● EXERCISE TASK: Repeat the records below exactly as they appear.

◆ ◆ ◆ ◆

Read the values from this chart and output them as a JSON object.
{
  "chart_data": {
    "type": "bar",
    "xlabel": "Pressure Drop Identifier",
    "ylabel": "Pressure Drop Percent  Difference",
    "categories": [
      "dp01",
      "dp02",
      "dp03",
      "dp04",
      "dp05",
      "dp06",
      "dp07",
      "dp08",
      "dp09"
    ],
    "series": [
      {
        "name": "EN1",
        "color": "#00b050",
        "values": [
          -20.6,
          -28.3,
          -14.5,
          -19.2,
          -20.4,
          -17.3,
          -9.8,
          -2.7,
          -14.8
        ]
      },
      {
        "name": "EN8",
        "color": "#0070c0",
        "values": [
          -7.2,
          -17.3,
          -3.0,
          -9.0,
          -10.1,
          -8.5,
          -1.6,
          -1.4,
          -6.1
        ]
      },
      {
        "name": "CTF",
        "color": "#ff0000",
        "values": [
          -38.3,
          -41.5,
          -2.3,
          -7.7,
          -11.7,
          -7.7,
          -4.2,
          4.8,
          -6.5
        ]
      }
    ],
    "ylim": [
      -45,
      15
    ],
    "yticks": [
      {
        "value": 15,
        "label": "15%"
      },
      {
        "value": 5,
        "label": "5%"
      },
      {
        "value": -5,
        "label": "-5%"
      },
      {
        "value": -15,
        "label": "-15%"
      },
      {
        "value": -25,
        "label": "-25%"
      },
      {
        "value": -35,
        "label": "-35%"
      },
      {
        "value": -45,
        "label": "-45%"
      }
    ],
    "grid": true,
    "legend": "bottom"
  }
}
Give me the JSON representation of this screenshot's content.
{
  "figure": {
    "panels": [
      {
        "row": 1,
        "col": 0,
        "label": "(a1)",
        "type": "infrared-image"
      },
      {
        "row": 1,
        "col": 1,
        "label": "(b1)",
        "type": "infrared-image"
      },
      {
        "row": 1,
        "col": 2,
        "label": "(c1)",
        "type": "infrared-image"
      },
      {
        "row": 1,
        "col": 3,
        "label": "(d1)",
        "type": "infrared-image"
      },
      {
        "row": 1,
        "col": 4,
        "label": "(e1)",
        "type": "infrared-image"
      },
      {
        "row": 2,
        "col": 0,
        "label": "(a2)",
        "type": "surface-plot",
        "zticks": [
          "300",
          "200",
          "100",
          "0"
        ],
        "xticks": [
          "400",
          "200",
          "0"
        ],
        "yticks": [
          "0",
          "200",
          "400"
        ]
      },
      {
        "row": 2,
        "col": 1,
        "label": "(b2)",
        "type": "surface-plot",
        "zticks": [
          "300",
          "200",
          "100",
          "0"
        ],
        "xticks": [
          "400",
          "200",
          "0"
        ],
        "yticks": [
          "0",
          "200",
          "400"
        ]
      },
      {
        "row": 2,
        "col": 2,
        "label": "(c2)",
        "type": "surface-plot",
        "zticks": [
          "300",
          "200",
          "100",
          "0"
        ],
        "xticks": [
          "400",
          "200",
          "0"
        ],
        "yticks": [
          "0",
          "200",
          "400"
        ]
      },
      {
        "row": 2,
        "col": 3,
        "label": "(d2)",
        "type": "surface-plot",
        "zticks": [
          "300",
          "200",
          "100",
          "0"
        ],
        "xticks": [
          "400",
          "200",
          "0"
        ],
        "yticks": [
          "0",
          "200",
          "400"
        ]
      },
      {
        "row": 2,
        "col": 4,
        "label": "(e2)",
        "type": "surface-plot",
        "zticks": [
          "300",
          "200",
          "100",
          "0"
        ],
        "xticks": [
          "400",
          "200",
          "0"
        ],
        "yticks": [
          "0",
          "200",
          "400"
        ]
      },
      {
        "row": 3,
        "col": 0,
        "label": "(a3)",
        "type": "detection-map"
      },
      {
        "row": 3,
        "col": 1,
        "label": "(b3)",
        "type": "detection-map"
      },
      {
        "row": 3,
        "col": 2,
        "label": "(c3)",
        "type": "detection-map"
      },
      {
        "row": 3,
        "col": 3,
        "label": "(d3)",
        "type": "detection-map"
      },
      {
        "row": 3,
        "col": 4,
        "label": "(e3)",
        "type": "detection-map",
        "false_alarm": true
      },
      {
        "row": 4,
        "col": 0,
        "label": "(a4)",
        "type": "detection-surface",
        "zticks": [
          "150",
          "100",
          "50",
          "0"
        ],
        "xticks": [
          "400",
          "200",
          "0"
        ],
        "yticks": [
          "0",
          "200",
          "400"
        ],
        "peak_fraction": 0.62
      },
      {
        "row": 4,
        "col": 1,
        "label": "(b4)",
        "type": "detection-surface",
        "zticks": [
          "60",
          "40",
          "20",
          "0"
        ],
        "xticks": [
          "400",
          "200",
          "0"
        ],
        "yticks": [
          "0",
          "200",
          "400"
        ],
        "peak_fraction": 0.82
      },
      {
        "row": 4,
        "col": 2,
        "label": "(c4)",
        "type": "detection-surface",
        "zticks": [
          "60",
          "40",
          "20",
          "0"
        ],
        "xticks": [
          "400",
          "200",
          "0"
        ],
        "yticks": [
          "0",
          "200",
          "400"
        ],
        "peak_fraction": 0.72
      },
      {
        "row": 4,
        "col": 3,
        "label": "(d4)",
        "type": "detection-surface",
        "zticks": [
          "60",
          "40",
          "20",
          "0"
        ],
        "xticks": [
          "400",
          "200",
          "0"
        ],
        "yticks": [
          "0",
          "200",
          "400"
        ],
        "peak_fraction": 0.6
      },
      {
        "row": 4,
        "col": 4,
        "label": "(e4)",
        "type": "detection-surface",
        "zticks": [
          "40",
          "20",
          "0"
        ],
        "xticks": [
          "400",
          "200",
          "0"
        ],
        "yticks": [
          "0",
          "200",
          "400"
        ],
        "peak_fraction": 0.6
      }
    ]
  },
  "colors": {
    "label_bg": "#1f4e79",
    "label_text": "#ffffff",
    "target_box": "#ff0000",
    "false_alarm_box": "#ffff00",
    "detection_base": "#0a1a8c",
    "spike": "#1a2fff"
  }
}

◆ ◆ ◆ ◆

● RESPONSE TO THIS TASK:
Read the values from this chart and output them as a JSON object.
{
  "chart_data": {
    "type": "bar",
    "xlabel": "Pressure Drop Identifier",
    "ylabel": "Pressure Drop Percent  Difference",
    "categories": [
      "dp01",
      "dp02",
      "dp03",
      "dp04",
      "dp05",
      "dp06",
      "dp07",
      "dp08",
      "dp09"
    ],
    "series": [
      {
        "name": "EN1",
        "color": "#00b050",
        "values": [
          -20.6,
          -28.3,
          -14.5,
          -19.2,
          -20.4,
          -17.3,
          -9.8,
          -2.7,
          -14.8
        ]
      },
      {
        "name": "EN8",
        "color": "#0070c0",
        "values": [
          -7.2,
          -17.3,
          -3.0,
          -9.0,
          -10.1,
          -8.5,
          -1.6,
          -1.4,
          -6.1
        ]
      },
      {
        "name": "CTF",
        "color": "#ff0000",
        "values": [
          -38.3,
          -41.5,
          -2.3,
          -7.7,
          -11.7,
          -7.7,
          -4.2,
          4.8,
          -6.5
        ]
      }
    ],
    "ylim": [
      -45,
      15
    ],
    "yticks": [
      {
        "value": 15,
        "label": "15%"
      },
      {
        "value": 5,
        "label": "5%"
      },
      {
        "value": -5,
        "label": "-5%"
      },
      {
        "value": -15,
        "label": "-15%"
      },
      {
        "value": -25,
        "label": "-25%"
      },
      {
        "value": -35,
        "label": "-35%"
      },
      {
        "value": -45,
        "label": "-45%"
      }
    ],
    "grid": true,
    "legend": "bottom"
  }
}
Give me the JSON representation of this screenshot's content.
{
  "figure": {
    "panels": [
      {
        "row": 1,
        "col": 0,
        "label": "(a1)",
        "type": "infrared-image"
      },
      {
        "row": 1,
        "col": 1,
        "label": "(b1)",
        "type": "infrared-image"
      },
      {
        "row": 1,
        "col": 2,
        "label": "(c1)",
        "type": "infrared-image"
      },
      {
        "row": 1,
        "col": 3,
        "label": "(d1)",
        "type": "infrared-image"
      },
      {
        "row": 1,
        "col": 4,
        "label": "(e1)",
        "type": "infrared-image"
      },
      {
        "row": 2,
        "col": 0,
        "label": "(a2)",
        "type": "surface-plot",
        "zticks": [
          "300",
          "200",
          "100",
          "0"
        ],
        "xticks": [
          "400",
          "200",
          "0"
        ],
        "yticks": [
          "0",
          "200",
          "400"
        ]
      },
      {
        "row": 2,
        "col": 1,
        "label": "(b2)",
        "type": "surface-plot",
        "zticks": [
          "300",
          "200",
          "100",
          "0"
        ],
        "xticks": [
          "400",
          "200",
          "0"
        ],
        "yticks": [
          "0",
          "200",
          "400"
        ]
      },
      {
        "row": 2,
        "col": 2,
        "label": "(c2)",
        "type": "surface-plot",
        "zticks": [
          "300",
          "200",
          "100",
          "0"
        ],
        "xticks": [
          "400",
          "200",
          "0"
        ],
        "yticks": [
          "0",
          "200",
          "400"
        ]
      },
      {
        "row": 2,
        "col": 3,
        "label": "(d2)",
        "type": "surface-plot",
        "zticks": [
          "300",
          "200",
          "100",
          "0"
        ],
        "xticks": [
          "400",
          "200",
          "0"
        ],
        "yticks": [
          "0",
          "200",
          "400"
        ]
      },
      {
        "row": 2,
        "col": 4,
        "label": "(e2)",
        "type": "surface-plot",
        "zticks": [
          "300",
          "200",
          "100",
          "0"
        ],
        "xticks": [
          "400",
          "200",
          "0"
        ],
        "yticks": [
          "0",
          "200",
          "400"
        ]
      },
      {
        "row": 3,
        "col": 0,
        "label": "(a3)",
        "type": "detection-map"
      },
      {
        "row": 3,
        "col": 1,
        "label": "(b3)",
        "type": "detection-map"
      },
      {
        "row": 3,
        "col": 2,
        "label": "(c3)",
        "type": "detection-map"
      },
      {
        "row": 3,
        "col": 3,
        "label": "(d3)",
        "type": "detection-map"
      },
      {
        "row": 3,
        "col": 4,
        "label": "(e3)",
        "type": "detection-map",
        "false_alarm": true
      },
      {
        "row": 4,
        "col": 0,
        "label": "(a4)",
        "type": "detection-surface",
        "zticks": [
          "150",
          "100",
          "50",
          "0"
        ],
        "xticks": [
          "400",
          "200",
          "0"
        ],
        "yticks": [
          "0",
          "200",
          "400"
        ],
        "peak_fraction": 0.62
      },
      {
        "row": 4,
        "col": 1,
        "label": "(b4)",
        "type": "detection-surface",
        "zticks": [
          "60",
          "40",
          "20",
          "0"
        ],
        "xticks": [
          "400",
          "200",
          "0"
        ],
        "yticks": [
          "0",
          "200",
          "400"
        ],
        "peak_fraction": 0.82
      },
      {
        "row": 4,
        "col": 2,
        "label": "(c4)",
        "type": "detection-surface",
        "zticks": [
          "60",
          "40",
          "20",
          "0"
        ],
        "xticks": [
          "400",
          "200",
          "0"
        ],
        "yticks": [
          "0",
          "200",
          "400"
        ],
        "peak_fraction": 0.72
      },
      {
        "row": 4,
        "col": 3,
        "label": "(d4)",
        "type": "detection-surface",
        "zticks": [
          "60",
          "40",
          "20",
          "0"
        ],
        "xticks": [
          "400",
          "200",
          "0"
        ],
        "yticks": [
          "0",
          "200",
          "400"
        ],
        "peak_fraction": 0.6
      },
      {
        "row": 4,
        "col": 4,
        "label": "(e4)",
        "type": "detection-surface",
        "zticks": [
          "40",
          "20",
          "0"
        ],
        "xticks": [
          "400",
          "200",
          "0"
        ],
        "yticks": [
          "0",
          "200",
          "400"
        ],
        "peak_fraction": 0.6
      }
    ]
  },
  "colors": {
    "label_bg": "#1f4e79",
    "label_text": "#ffffff",
    "target_box": "#ff0000",
    "false_alarm_box": "#ffff00",
    "detection_base": "#0a1a8c",
    "spike": "#1a2fff"
  }
}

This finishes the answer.